§ CHALLENGE: Images appear in the records below; leave them out and repeat everything else exactly.

(Data entries)
*****

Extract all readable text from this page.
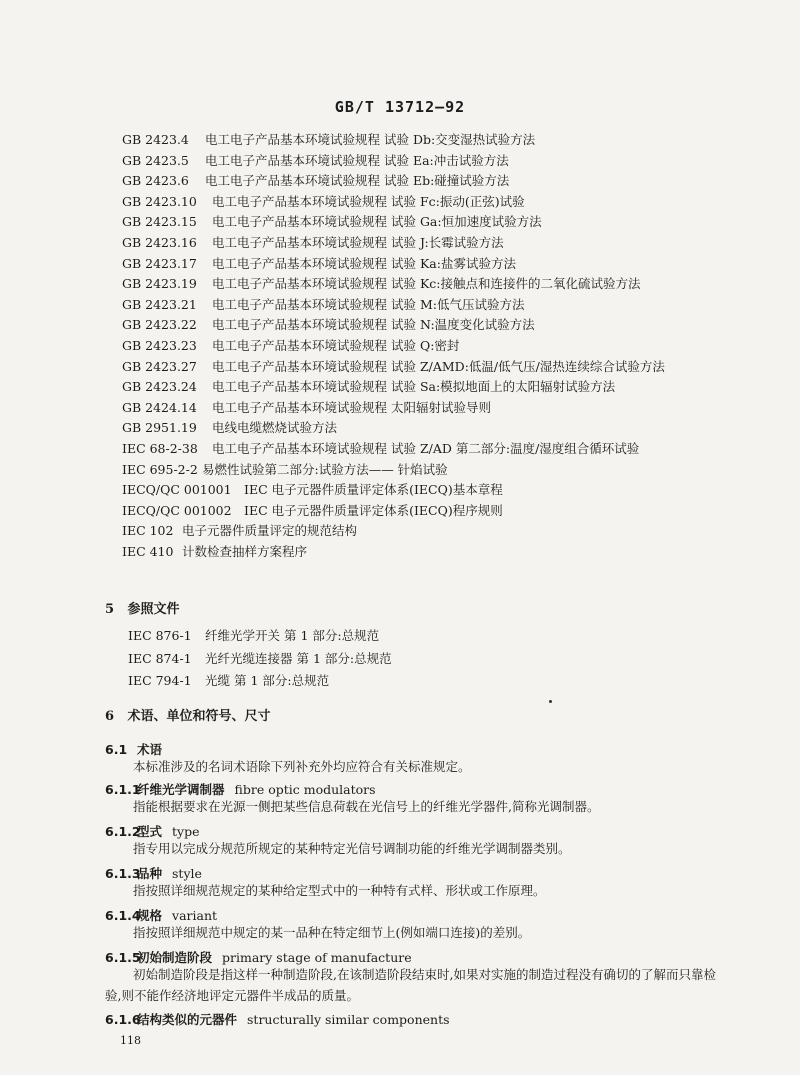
GB/T 13712—92
GB 2423.4	电工电子产品基本环境试验规程 试验 Db:交变湿热试验方法
GB 2423.5	电工电子产品基本环境试验规程 试验 Ea:冲击试验方法
GB 2423.6	电工电子产品基本环境试验规程 试验 Eb:碰撞试验方法
GB 2423.10	电工电子产品基本环境试验规程 试验 Fc:振动(正弦)试验
GB 2423.15	电工电子产品基本环境试验规程 试验 Ga:恒加速度试验方法
GB 2423.16	电工电子产品基本环境试验规程 试验 J:长霉试验方法
GB 2423.17	电工电子产品基本环境试验规程 试验 Ka:盐雾试验方法
GB 2423.19	电工电子产品基本环境试验规程 试验 Kc:接触点和连接件的二氧化硫试验方法
GB 2423.21	电工电子产品基本环境试验规程 试验 M:低气压试验方法
GB 2423.22	电工电子产品基本环境试验规程 试验 N:温度变化试验方法
GB 2423.23	电工电子产品基本环境试验规程 试验 Q:密封
GB 2423.27	电工电子产品基本环境试验规程 试验 Z/AMD:低温/低气压/湿热连续综合试验方法
GB 2423.24	电工电子产品基本环境试验规程 试验 Sa:模拟地面上的太阳辐射试验方法
GB 2424.14	电工电子产品基本环境试验规程 太阳辐射试验导则
GB 2951.19	电线电缆燃烧试验方法
IEC 68-2-38	电工电子产品基本环境试验规程 试验 Z/AD 第二部分:温度/湿度组合循环试验
IEC 695-2-2 易燃性试验第二部分:试验方法—— 针焰试验
IECQ/QC 001001 IEC 电子元器件质量评定体系(IECQ)基本章程
IECQ/QC 001002 IEC 电子元器件质量评定体系(IECQ)程序规则
IEC 102 电子元器件质量评定的规范结构
IEC 410 计数检查抽样方案程序
5 参照文件
IEC 876-1	纤维光学开关 第 1 部分:总规范
IEC 874-1	光纤光缆连接器 第 1 部分:总规范
IEC 794-1	光缆 第 1 部分:总规范
6 术语、单位和符号、尺寸
6.1 术语
本标准涉及的名词术语除下列补充外均应符合有关标准规定。
6.1.1纤维光学调制器 fibre optic modulators
指能根据要求在光源一侧把某些信息荷载在光信号上的纤维光学器件,简称光调制器。
6.1.2型式 type
指专用以完成分规范所规定的某种特定光信号调制功能的纤维光学调制器类别。
6.1.3品种 style
指按照详细规范规定的某种给定型式中的一种特有式样、形状或工作原理。
6.1.4规格 variant
指按照详细规范中规定的某一品种在特定细节上(例如端口连接)的差别。
6.1.5初始制造阶段 primary stage of manufacture
初始制造阶段是指这样一种制造阶段,在该制造阶段结束时,如果对实施的制造过程没有确切的了解而只靠检验,则不能作经济地评定元器件半成品的质量。
6.1.6结构类似的元器件 structurally similar components
118
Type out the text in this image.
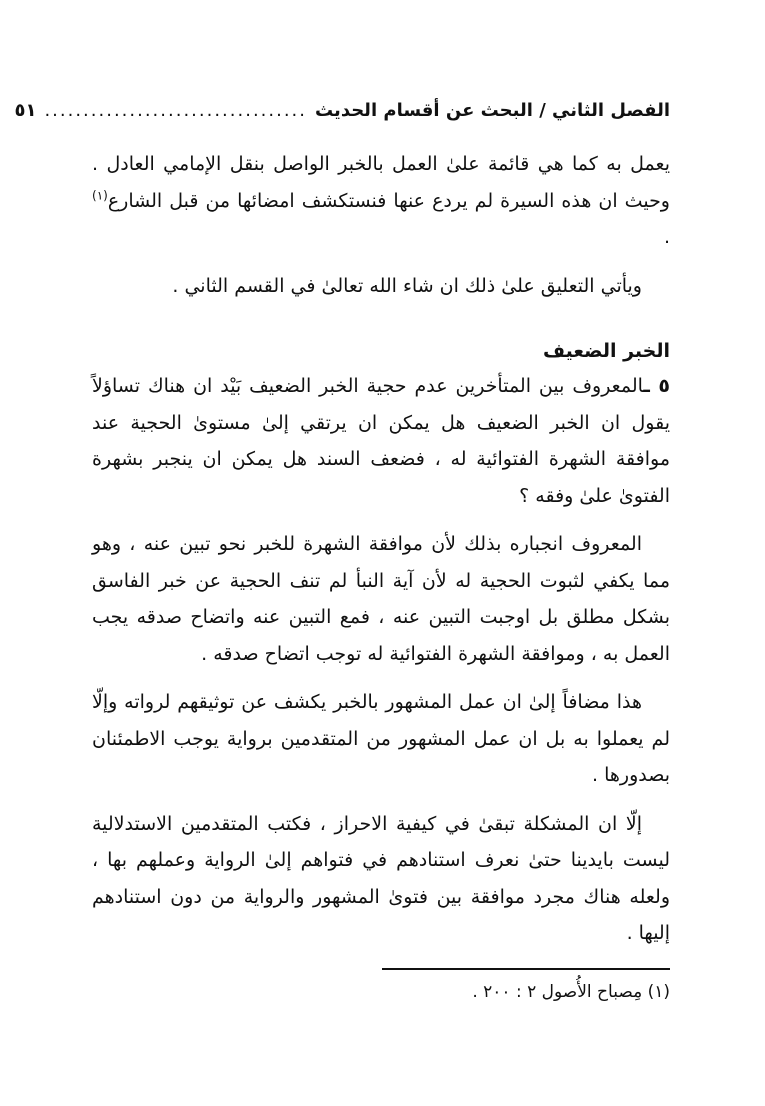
الفصل الثاني / البحث عن أقسام الحديث
..................................
٥١

يعمل به كما هي قائمة علىٰ العمل بالخبر الواصل بنقل الإمامي العادل . وحيث ان هذه السيرة لم يردع عنها فنستكشف امضائها من قبل الشارع$^{(١)}$ .

ويأتي التعليق علىٰ ذلك ان شاء الله تعالىٰ في القسم الثاني .

الخبر الضعيف

٥ ـالمعروف بين المتأخرين عدم حجية الخبر الضعيف بَيْد ان هناك تساؤلاً يقول ان الخبر الضعيف هل يمكن ان يرتقي إلىٰ مستوىٰ الحجية عند موافقة الشهرة الفتوائية له ، فضعف السند هل يمكن ان ينجبر بشهرة الفتوىٰ علىٰ وفقه ؟

المعروف انجباره بذلك لأن موافقة الشهرة للخبر نحو تبين عنه ، وهو مما يكفي لثبوت الحجية له لأن آية النبأ لم تنف الحجية عن خبر الفاسق بشكل مطلق بل اوجبت التبين عنه ، فمع التبين عنه واتضاح صدقه يجب العمل به ، وموافقة الشهرة الفتوائية له توجب اتضاح صدقه .

هذا مضافاً إلىٰ ان عمل المشهور بالخبر يكشف عن توثيقهم لرواته وإلّا لم يعملوا به بل ان عمل المشهور من المتقدمين برواية يوجب الاطمئنان بصدورها .

إلّا ان المشكلة تبقىٰ في كيفية الاحراز ، فكتب المتقدمين الاستدلالية ليست بايدينا حتىٰ نعرف استنادهم في فتواهم إلىٰ الرواية وعملهم بها ، ولعله هناك مجرد موافقة بين فتوىٰ المشهور والرواية من دون استنادهم إليها .

(١) مِصباح الأُصول ٢ : ٢٠٠ .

*****

§ ANSWER TO THE EXERCISE:
Extract all readable text from this page.
GB/T 13712—92
GB 2423.4	电工电子产品基本环境试验规程 试验 Db:交变湿热试验方法
GB 2423.5	电工电子产品基本环境试验规程 试验 Ea:冲击试验方法
GB 2423.6	电工电子产品基本环境试验规程 试验 Eb:碰撞试验方法
GB 2423.10	电工电子产品基本环境试验规程 试验 Fc:振动(正弦)试验
GB 2423.15	电工电子产品基本环境试验规程 试验 Ga:恒加速度试验方法
GB 2423.16	电工电子产品基本环境试验规程 试验 J:长霉试验方法
GB 2423.17	电工电子产品基本环境试验规程 试验 Ka:盐雾试验方法
GB 2423.19	电工电子产品基本环境试验规程 试验 Kc:接触点和连接件的二氧化硫试验方法
GB 2423.21	电工电子产品基本环境试验规程 试验 M:低气压试验方法
GB 2423.22	电工电子产品基本环境试验规程 试验 N:温度变化试验方法
GB 2423.23	电工电子产品基本环境试验规程 试验 Q:密封
GB 2423.27	电工电子产品基本环境试验规程 试验 Z/AMD:低温/低气压/湿热连续综合试验方法
GB 2423.24	电工电子产品基本环境试验规程 试验 Sa:模拟地面上的太阳辐射试验方法
GB 2424.14	电工电子产品基本环境试验规程 太阳辐射试验导则
GB 2951.19	电线电缆燃烧试验方法
IEC 68-2-38	电工电子产品基本环境试验规程 试验 Z/AD 第二部分:温度/湿度组合循环试验
IEC 695-2-2 易燃性试验第二部分:试验方法—— 针焰试验
IECQ/QC 001001 IEC 电子元器件质量评定体系(IECQ)基本章程
IECQ/QC 001002 IEC 电子元器件质量评定体系(IECQ)程序规则
IEC 102 电子元器件质量评定的规范结构
IEC 410 计数检查抽样方案程序
5 参照文件
IEC 876-1	纤维光学开关 第 1 部分:总规范
IEC 874-1	光纤光缆连接器 第 1 部分:总规范
IEC 794-1	光缆 第 1 部分:总规范
6 术语、单位和符号、尺寸
6.1 术语
本标准涉及的名词术语除下列补充外均应符合有关标准规定。
6.1.1纤维光学调制器 fibre optic modulators
指能根据要求在光源一侧把某些信息荷载在光信号上的纤维光学器件,简称光调制器。
6.1.2型式 type
指专用以完成分规范所规定的某种特定光信号调制功能的纤维光学调制器类别。
6.1.3品种 style
指按照详细规范规定的某种给定型式中的一种特有式样、形状或工作原理。
6.1.4规格 variant
指按照详细规范中规定的某一品种在特定细节上(例如端口连接)的差别。
6.1.5初始制造阶段 primary stage of manufacture
初始制造阶段是指这样一种制造阶段,在该制造阶段结束时,如果对实施的制造过程没有确切的了解而只靠检验,则不能作经济地评定元器件半成品的质量。
6.1.6结构类似的元器件 structurally similar components
118
Type out the text in this image.
الفصل الثاني / البحث عن أقسام الحديث
..................................
٥١

يعمل به كما هي قائمة علىٰ العمل بالخبر الواصل بنقل الإمامي العادل . وحيث ان هذه السيرة لم يردع عنها فنستكشف امضائها من قبل الشارع$^{(١)}$ .

ويأتي التعليق علىٰ ذلك ان شاء الله تعالىٰ في القسم الثاني .

الخبر الضعيف

٥ ـالمعروف بين المتأخرين عدم حجية الخبر الضعيف بَيْد ان هناك تساؤلاً يقول ان الخبر الضعيف هل يمكن ان يرتقي إلىٰ مستوىٰ الحجية عند موافقة الشهرة الفتوائية له ، فضعف السند هل يمكن ان ينجبر بشهرة الفتوىٰ علىٰ وفقه ؟

المعروف انجباره بذلك لأن موافقة الشهرة للخبر نحو تبين عنه ، وهو مما يكفي لثبوت الحجية له لأن آية النبأ لم تنف الحجية عن خبر الفاسق بشكل مطلق بل اوجبت التبين عنه ، فمع التبين عنه واتضاح صدقه يجب العمل به ، وموافقة الشهرة الفتوائية له توجب اتضاح صدقه .

هذا مضافاً إلىٰ ان عمل المشهور بالخبر يكشف عن توثيقهم لرواته وإلّا لم يعملوا به بل ان عمل المشهور من المتقدمين برواية يوجب الاطمئنان بصدورها .

إلّا ان المشكلة تبقىٰ في كيفية الاحراز ، فكتب المتقدمين الاستدلالية ليست بايدينا حتىٰ نعرف استنادهم في فتواهم إلىٰ الرواية وعملهم بها ، ولعله هناك مجرد موافقة بين فتوىٰ المشهور والرواية من دون استنادهم إليها .

(١) مِصباح الأُصول ٢ : ٢٠٠ .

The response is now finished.